*What is expected*:
Read the listing and extract each line that includes the word "seen".

** start Provided data **

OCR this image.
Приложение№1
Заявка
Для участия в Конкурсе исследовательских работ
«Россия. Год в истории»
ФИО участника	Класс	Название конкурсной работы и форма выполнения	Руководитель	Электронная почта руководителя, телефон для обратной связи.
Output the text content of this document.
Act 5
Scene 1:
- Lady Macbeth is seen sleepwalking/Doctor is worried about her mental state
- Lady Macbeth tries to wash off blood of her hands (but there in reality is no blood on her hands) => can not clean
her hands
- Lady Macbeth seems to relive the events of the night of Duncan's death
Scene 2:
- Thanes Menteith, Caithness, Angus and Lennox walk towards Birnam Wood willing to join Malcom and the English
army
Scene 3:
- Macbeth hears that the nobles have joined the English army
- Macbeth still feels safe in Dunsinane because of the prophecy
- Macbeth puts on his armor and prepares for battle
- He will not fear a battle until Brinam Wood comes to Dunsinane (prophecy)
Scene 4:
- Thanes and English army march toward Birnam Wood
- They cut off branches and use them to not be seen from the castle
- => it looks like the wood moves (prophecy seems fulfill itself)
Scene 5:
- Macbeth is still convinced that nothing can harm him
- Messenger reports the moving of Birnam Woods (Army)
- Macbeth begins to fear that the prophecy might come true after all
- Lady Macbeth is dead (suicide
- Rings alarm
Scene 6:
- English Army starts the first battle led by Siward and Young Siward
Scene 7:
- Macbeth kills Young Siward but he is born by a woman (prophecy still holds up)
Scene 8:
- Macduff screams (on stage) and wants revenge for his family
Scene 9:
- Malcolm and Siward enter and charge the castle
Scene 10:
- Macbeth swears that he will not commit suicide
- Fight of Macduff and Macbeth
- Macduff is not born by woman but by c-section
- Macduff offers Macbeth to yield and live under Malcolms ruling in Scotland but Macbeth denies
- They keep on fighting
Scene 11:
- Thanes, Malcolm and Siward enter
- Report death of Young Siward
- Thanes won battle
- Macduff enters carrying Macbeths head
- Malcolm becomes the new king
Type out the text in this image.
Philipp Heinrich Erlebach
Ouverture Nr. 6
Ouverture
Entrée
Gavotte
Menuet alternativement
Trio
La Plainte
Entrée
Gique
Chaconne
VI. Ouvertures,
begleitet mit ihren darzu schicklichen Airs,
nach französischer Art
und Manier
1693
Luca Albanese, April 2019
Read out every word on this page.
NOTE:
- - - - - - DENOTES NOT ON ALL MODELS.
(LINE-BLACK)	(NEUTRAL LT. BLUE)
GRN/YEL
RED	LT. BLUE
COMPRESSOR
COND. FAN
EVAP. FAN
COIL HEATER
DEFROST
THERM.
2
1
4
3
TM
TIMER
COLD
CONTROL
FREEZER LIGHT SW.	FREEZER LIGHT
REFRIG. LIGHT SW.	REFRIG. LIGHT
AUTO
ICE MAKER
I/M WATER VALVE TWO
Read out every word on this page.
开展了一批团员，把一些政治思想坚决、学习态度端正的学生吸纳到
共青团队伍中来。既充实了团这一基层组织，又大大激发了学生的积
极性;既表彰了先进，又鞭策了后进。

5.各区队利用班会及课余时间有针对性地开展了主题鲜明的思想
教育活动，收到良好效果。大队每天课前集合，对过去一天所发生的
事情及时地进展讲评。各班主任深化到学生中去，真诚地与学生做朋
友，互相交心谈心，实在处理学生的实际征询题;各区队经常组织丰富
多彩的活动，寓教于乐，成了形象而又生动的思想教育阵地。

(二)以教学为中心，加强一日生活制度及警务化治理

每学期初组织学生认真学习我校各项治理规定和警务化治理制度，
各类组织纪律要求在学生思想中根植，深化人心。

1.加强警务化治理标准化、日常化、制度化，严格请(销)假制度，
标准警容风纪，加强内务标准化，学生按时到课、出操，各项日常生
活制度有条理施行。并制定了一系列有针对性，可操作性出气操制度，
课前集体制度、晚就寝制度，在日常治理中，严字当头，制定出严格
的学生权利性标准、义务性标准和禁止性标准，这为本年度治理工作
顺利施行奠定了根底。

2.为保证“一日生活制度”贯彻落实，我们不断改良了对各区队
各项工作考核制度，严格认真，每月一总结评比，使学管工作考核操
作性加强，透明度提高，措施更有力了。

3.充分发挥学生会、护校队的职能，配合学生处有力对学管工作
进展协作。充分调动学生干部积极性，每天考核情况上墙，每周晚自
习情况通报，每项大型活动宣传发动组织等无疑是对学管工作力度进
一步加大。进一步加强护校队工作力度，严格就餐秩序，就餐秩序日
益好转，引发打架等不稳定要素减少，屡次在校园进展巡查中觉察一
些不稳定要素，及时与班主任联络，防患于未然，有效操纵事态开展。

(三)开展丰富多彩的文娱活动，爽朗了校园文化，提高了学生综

** end Provided data **

*Worked answer*:
- Lady Macbeth is seen sleepwalking/Doctor is worried about her mental state
- They cut off branches and use them to not be seen from the castle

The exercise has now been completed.